Do this: From the entries below, copy out every line with "JSON" in it.

------------------------------------------------------------------------

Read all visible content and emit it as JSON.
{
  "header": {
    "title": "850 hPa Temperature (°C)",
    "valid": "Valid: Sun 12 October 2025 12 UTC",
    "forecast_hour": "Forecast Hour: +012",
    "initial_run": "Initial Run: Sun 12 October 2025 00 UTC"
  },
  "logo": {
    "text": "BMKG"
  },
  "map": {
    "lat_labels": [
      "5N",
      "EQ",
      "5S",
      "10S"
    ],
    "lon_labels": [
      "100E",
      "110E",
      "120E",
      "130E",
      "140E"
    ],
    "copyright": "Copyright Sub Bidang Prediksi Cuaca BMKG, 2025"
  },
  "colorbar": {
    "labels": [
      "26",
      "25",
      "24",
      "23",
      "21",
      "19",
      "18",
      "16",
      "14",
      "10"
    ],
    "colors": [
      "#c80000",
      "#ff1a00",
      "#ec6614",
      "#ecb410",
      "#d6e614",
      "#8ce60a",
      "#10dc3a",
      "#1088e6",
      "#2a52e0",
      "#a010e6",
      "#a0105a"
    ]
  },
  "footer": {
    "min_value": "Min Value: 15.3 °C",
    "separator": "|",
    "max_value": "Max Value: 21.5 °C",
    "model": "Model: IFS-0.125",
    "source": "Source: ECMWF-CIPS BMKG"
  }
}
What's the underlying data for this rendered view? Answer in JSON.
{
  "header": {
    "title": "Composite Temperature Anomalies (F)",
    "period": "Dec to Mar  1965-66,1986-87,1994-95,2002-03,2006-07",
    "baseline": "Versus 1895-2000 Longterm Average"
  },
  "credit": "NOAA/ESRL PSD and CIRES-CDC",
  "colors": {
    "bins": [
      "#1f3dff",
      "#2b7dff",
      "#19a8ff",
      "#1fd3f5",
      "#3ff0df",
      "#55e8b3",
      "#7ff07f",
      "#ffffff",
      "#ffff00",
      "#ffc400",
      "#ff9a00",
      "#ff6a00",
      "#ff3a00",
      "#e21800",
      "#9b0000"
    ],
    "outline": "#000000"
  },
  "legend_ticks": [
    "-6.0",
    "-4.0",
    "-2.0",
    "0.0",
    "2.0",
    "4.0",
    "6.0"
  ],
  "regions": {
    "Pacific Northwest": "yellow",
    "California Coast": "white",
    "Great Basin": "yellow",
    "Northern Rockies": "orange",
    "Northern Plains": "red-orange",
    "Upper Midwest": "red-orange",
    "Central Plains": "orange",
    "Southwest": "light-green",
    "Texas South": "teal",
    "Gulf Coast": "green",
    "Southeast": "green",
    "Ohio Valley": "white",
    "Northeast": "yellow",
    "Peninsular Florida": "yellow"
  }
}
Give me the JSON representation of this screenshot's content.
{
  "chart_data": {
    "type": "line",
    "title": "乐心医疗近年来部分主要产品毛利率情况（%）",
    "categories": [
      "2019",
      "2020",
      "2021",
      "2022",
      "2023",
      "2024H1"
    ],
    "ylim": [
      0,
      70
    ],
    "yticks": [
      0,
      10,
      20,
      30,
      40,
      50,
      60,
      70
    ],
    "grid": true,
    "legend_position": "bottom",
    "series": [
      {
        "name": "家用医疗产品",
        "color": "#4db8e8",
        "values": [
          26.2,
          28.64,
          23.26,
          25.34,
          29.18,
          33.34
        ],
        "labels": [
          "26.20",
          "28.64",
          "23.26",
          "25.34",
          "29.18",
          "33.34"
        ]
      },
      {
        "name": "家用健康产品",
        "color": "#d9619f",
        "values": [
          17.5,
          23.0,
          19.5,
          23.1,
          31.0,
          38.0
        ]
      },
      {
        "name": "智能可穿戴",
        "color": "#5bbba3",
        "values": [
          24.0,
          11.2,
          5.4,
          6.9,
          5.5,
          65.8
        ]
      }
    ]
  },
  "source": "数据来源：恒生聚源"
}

------------------------------------------------------------------------

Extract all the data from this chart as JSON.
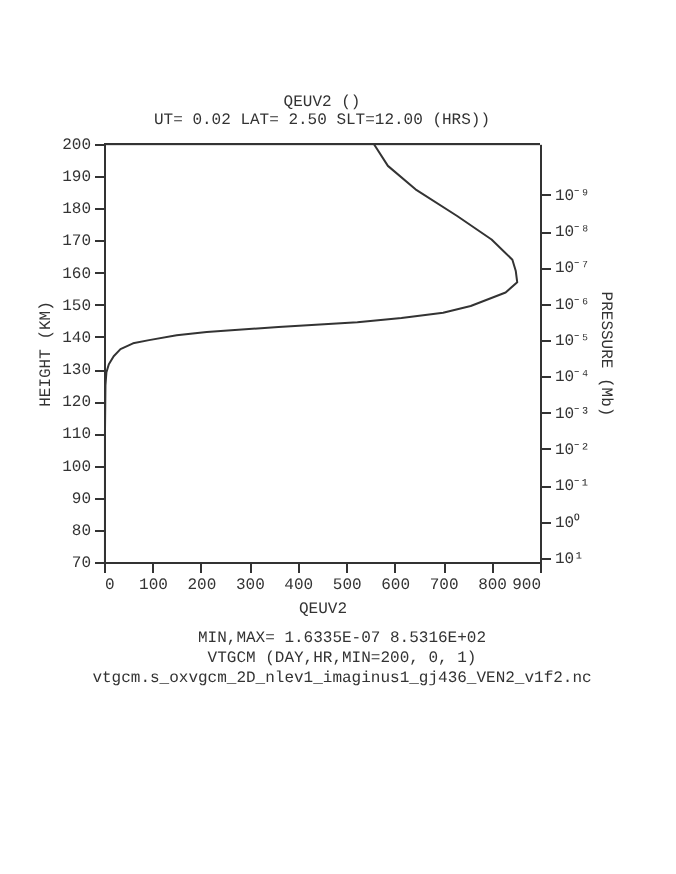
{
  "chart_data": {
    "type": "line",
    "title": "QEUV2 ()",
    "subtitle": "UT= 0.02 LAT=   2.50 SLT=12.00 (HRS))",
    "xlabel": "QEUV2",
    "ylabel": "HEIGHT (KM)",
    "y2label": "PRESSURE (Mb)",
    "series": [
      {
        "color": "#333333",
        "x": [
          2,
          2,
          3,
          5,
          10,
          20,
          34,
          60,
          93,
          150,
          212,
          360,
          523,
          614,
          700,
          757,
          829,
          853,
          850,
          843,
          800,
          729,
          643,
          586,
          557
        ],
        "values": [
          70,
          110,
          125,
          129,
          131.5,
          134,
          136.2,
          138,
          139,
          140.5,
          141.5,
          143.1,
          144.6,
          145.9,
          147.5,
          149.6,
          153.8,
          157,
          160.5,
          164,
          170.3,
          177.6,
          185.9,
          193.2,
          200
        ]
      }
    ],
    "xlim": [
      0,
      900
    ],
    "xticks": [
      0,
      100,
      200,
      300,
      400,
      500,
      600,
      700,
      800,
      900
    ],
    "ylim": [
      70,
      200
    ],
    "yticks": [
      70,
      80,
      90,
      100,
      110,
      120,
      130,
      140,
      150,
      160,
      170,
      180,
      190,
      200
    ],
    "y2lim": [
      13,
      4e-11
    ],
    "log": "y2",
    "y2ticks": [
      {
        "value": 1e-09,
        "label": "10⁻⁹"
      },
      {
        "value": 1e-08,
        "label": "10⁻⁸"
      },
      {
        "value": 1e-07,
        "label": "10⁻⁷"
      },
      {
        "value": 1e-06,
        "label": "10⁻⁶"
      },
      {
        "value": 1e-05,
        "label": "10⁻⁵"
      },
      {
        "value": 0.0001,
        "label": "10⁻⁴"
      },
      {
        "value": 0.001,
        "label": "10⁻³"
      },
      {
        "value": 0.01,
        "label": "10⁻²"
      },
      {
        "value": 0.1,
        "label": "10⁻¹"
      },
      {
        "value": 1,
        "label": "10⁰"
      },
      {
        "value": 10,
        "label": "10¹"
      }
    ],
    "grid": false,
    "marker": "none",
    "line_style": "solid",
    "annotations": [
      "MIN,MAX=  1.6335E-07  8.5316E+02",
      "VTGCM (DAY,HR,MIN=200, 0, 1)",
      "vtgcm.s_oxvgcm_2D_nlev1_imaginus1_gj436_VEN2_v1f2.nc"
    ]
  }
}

------------------------------------------------------------------------

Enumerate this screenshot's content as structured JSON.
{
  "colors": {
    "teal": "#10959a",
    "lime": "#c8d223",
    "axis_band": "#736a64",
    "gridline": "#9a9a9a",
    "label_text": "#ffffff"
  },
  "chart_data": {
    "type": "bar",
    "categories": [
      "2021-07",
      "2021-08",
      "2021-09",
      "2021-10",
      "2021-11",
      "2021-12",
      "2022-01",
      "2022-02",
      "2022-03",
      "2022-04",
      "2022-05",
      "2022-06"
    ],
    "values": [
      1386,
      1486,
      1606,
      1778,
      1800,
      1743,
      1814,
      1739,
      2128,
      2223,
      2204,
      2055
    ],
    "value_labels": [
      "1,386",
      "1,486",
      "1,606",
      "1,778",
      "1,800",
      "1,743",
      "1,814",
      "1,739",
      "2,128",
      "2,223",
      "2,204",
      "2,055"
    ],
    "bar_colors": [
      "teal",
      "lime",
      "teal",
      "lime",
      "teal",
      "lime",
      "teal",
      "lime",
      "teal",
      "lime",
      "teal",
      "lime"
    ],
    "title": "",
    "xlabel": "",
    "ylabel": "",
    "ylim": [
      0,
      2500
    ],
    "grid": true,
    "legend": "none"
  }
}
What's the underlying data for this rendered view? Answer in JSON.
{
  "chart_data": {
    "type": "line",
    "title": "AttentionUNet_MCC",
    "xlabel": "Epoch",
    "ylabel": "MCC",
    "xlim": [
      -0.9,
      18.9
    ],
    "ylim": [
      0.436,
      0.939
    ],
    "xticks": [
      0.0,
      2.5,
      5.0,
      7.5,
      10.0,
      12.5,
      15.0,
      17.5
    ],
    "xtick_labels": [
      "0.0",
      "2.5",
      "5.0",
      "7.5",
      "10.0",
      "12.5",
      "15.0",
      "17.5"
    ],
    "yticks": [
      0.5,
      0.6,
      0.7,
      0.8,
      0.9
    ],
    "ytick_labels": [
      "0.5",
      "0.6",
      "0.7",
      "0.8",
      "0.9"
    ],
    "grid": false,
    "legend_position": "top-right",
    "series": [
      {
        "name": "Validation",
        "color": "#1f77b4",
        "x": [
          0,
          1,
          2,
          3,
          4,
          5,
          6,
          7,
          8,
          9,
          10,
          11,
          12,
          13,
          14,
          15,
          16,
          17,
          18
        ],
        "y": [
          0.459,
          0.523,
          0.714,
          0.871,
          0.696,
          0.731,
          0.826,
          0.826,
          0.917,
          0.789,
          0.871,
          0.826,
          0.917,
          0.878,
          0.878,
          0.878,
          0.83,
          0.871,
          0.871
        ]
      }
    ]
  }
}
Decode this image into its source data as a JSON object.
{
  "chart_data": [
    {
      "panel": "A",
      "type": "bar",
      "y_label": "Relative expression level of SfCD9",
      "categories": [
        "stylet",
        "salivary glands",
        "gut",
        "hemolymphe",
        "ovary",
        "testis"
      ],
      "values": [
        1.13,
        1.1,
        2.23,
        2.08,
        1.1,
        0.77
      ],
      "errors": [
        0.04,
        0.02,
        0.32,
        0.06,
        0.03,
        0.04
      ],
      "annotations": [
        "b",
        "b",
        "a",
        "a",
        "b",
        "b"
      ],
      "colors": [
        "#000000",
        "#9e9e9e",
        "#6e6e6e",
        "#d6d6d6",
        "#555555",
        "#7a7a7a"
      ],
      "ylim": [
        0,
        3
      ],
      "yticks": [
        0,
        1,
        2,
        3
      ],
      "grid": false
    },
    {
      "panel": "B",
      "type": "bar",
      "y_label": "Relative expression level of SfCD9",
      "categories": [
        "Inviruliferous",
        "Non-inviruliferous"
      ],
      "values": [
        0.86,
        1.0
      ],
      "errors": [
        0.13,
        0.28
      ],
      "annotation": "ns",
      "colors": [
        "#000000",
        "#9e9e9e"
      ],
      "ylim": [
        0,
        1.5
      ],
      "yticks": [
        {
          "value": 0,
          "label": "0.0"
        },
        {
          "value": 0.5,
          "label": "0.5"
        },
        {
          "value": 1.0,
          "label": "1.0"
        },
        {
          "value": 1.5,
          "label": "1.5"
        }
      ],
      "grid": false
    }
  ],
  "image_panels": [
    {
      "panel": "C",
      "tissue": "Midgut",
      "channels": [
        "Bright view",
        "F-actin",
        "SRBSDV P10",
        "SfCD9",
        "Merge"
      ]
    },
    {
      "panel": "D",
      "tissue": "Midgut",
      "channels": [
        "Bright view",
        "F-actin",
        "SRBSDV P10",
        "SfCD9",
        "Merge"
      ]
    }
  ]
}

------------------------------------------------------------------------

Task response:
Read all visible content and emit it as JSON.
What's the underlying data for this rendered view? Answer in JSON.
Give me the JSON representation of this screenshot's content.
Extract all the data from this chart as JSON.
Enumerate this screenshot's content as structured JSON.
What's the underlying data for this rendered view? Answer in JSON.
Decode this image into its source data as a JSON object.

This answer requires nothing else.